- **GIVEN PROBLEM**
Pull out every line below holding the word "Pedido".
# start of SUPPLIED DATA
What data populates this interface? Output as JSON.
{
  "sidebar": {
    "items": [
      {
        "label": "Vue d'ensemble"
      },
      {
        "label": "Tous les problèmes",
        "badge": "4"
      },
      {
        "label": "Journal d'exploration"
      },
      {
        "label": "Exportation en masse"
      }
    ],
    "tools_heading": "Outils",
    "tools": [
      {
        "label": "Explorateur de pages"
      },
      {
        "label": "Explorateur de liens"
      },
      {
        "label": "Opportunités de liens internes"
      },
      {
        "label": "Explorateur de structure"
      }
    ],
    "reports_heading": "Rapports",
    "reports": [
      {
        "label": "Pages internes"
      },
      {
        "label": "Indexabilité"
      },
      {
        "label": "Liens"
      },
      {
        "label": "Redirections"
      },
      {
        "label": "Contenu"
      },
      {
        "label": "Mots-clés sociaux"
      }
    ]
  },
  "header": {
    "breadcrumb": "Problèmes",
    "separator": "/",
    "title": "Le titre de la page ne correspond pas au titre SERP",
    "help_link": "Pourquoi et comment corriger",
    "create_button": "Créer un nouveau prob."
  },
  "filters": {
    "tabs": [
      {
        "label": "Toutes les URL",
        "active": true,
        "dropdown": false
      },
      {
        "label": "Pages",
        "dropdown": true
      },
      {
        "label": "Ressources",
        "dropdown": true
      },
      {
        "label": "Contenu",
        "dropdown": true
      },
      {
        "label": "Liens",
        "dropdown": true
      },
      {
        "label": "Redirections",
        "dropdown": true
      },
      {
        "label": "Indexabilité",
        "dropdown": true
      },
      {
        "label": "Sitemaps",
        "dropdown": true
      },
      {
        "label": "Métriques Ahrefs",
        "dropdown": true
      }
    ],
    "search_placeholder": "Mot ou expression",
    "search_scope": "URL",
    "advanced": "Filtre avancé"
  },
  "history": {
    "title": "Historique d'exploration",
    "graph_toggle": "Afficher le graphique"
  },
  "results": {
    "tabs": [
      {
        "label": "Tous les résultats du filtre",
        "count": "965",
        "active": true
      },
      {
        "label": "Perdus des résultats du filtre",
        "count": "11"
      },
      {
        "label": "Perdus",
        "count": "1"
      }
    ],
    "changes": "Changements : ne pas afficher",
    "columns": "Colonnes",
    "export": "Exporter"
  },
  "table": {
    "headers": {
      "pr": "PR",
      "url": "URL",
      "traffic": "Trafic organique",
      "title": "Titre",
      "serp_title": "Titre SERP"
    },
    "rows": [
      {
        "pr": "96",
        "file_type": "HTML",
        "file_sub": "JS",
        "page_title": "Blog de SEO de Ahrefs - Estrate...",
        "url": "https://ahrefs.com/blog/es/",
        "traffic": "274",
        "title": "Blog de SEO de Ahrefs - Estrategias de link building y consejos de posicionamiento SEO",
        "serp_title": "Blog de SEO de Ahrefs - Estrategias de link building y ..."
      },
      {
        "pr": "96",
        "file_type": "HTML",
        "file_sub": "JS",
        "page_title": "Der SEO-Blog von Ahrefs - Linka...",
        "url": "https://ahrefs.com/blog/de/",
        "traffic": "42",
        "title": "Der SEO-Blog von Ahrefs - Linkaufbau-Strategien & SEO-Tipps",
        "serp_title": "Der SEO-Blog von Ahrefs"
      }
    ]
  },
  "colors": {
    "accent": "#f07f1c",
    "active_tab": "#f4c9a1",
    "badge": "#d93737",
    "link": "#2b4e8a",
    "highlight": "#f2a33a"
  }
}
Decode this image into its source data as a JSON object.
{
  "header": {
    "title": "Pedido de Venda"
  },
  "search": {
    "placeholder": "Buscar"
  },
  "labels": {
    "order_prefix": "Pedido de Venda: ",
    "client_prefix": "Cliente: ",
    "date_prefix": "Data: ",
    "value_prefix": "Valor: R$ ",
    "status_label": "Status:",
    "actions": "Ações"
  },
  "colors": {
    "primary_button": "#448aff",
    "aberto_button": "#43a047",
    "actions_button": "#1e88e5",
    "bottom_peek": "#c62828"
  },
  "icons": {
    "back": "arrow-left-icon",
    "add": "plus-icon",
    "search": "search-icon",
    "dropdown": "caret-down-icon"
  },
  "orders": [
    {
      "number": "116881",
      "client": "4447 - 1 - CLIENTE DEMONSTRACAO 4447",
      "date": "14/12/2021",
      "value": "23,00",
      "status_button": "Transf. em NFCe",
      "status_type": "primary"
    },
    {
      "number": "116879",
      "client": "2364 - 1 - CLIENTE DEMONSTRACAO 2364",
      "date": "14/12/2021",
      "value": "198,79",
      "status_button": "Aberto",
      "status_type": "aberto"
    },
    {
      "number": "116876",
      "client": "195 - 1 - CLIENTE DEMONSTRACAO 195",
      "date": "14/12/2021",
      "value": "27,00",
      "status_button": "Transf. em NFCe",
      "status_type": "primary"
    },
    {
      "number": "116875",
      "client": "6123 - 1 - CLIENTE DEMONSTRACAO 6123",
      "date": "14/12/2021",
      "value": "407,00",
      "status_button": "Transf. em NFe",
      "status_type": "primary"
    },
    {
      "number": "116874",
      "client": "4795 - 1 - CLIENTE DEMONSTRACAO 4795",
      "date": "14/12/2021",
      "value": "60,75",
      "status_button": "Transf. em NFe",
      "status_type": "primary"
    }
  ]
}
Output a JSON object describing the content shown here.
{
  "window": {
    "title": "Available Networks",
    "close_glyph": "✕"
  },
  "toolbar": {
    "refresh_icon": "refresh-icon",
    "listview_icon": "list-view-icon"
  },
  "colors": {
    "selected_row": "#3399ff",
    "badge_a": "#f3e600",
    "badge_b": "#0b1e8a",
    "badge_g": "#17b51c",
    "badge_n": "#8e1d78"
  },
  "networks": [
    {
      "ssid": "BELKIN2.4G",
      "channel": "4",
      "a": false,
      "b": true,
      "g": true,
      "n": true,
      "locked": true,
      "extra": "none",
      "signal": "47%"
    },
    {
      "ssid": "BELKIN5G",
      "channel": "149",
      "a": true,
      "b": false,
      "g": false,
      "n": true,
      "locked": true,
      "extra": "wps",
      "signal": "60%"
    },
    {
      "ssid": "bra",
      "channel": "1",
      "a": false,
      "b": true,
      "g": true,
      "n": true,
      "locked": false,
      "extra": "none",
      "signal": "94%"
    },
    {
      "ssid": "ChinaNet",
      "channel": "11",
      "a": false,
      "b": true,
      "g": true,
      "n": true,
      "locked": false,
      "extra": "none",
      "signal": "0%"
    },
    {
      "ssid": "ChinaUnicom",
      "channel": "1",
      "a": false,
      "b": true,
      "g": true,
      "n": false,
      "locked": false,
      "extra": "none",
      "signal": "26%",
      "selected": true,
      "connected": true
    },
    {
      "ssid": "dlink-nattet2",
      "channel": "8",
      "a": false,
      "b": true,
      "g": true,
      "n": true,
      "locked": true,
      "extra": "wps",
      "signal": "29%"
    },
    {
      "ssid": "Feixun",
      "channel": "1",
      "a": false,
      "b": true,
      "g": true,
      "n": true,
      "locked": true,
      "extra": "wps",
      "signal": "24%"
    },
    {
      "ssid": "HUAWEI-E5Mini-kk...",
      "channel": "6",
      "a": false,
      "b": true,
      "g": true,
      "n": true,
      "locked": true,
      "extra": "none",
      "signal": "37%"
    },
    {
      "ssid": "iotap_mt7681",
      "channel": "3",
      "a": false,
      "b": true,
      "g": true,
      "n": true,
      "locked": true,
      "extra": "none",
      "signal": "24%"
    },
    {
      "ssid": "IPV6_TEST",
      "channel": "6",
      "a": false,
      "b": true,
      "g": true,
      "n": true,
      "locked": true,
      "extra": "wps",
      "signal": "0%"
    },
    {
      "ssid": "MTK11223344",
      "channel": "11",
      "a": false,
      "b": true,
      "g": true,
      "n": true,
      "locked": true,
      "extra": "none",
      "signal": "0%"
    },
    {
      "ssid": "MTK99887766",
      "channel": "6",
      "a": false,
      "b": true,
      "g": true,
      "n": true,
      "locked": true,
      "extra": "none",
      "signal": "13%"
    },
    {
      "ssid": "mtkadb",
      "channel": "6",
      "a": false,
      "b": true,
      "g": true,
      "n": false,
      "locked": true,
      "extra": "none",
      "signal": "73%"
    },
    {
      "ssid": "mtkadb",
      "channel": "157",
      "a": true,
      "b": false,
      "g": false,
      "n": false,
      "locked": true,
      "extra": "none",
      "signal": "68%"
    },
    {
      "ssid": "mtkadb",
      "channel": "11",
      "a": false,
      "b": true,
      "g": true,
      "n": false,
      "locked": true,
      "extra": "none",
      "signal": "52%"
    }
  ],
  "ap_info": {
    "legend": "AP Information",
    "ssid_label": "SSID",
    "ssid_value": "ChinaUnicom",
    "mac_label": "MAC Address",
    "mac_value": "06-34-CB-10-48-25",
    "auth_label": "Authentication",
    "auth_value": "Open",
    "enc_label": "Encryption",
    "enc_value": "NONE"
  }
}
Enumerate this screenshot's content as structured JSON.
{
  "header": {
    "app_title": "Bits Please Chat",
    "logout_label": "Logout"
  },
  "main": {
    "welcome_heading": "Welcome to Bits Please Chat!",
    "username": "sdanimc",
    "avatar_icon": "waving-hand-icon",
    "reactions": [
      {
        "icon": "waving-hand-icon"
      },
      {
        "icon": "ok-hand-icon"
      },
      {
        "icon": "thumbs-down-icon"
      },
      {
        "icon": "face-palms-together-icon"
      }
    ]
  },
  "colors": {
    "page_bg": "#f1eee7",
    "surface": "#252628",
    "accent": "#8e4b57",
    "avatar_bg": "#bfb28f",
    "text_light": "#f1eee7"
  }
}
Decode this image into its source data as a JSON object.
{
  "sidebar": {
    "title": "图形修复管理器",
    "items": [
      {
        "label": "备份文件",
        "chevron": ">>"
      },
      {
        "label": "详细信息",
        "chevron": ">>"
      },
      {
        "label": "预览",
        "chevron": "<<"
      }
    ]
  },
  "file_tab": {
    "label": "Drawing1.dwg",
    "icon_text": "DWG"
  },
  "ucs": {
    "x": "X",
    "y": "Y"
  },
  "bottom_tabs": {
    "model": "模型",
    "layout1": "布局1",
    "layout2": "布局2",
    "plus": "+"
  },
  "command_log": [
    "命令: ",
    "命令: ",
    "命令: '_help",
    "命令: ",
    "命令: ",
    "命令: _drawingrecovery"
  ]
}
# end of SUPPLIED DATA
- **RIGHT ANSWER**
    "title": "Pedido de Venda"
    "order_prefix": "Pedido de Venda: ",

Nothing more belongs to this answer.